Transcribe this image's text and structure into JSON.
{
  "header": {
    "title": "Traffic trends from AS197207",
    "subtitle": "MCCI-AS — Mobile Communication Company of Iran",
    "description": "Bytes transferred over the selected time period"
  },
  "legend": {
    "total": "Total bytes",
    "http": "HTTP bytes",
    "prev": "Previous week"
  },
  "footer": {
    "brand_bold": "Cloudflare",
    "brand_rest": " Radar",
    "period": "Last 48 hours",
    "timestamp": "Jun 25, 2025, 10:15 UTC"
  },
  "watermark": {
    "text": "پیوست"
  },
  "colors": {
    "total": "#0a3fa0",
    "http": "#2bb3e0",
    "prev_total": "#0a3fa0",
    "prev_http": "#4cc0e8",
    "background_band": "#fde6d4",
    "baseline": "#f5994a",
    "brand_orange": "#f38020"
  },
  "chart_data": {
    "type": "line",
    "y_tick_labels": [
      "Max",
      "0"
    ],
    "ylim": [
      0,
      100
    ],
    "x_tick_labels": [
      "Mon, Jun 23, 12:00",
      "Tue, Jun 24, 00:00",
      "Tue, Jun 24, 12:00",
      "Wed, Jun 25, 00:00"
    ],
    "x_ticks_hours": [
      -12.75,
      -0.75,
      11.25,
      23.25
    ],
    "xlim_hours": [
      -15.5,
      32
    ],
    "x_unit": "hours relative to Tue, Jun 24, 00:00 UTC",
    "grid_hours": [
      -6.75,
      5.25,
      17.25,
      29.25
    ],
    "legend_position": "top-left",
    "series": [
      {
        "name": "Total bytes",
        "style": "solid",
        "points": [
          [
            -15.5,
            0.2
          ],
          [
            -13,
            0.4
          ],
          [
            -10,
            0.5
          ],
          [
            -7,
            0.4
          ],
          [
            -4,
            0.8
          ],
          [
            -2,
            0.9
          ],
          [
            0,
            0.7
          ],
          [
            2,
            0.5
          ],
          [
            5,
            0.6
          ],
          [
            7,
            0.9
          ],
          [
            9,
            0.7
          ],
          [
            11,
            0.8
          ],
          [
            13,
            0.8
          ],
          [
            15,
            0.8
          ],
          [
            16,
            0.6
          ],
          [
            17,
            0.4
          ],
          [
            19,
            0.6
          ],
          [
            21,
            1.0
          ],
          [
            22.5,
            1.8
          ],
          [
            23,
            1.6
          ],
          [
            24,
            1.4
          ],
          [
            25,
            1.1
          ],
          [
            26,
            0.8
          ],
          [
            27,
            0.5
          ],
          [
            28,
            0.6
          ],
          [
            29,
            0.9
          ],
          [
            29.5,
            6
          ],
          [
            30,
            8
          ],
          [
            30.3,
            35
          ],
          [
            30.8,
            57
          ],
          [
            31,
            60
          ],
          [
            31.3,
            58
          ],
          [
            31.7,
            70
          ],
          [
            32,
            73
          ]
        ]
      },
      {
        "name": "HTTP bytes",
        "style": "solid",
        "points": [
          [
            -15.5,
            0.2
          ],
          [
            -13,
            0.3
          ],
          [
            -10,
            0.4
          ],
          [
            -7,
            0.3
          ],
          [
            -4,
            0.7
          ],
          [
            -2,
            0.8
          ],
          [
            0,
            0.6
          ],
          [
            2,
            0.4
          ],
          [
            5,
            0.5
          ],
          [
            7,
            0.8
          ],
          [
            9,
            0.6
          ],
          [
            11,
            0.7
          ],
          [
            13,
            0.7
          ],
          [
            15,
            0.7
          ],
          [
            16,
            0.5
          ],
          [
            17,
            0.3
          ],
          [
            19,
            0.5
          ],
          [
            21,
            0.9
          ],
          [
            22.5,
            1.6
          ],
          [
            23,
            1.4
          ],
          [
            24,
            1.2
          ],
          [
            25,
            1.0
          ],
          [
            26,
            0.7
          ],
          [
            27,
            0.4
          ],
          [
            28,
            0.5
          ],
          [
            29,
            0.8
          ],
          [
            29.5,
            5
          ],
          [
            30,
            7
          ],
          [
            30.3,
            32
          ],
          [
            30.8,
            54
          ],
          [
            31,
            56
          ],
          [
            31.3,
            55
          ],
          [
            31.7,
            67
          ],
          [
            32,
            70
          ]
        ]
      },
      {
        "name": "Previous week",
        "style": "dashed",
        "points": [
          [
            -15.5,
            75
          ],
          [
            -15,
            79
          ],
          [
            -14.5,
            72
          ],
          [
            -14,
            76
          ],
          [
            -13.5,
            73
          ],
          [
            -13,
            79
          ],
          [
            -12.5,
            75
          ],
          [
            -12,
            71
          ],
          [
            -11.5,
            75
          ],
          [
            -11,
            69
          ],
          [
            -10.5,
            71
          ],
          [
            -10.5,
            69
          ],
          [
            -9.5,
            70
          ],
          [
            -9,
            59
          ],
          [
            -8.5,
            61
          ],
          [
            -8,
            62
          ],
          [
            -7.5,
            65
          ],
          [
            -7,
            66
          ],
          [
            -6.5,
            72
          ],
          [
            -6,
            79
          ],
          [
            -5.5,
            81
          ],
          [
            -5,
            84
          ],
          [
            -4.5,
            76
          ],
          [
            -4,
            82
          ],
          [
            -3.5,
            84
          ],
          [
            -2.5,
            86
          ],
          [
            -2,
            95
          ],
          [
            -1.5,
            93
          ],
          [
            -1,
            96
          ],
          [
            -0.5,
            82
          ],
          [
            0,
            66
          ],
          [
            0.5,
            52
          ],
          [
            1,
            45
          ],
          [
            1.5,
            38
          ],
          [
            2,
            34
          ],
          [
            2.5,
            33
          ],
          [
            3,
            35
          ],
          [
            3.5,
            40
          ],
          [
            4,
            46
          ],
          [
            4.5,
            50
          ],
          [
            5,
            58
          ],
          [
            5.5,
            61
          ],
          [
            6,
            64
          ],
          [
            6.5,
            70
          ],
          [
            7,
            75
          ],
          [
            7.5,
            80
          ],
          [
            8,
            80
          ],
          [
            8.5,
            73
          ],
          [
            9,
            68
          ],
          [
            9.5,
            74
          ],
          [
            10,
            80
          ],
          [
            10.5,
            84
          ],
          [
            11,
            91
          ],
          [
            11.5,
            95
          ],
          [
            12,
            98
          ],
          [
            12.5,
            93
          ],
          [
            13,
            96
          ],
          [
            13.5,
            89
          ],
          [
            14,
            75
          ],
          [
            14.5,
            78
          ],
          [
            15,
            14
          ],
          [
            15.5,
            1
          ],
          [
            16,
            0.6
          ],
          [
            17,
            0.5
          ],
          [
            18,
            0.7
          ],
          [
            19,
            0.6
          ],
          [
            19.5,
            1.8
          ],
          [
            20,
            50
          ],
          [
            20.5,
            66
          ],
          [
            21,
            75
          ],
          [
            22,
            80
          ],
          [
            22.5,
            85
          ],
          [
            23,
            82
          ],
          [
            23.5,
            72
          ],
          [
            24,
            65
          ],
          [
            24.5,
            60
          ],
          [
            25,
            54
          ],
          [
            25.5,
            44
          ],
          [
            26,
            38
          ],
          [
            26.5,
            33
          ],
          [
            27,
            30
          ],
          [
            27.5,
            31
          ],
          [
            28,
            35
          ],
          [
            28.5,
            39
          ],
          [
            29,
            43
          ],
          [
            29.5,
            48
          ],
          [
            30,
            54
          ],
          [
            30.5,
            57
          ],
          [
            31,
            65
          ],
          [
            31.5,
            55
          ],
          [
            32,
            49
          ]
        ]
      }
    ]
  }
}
● ● ● ●
> **Task description**
Gather and copy every line of the data in which the string "Previous" is found.

> **Output for this task**
    "prev": "Previous week"
        "name": "Previous week",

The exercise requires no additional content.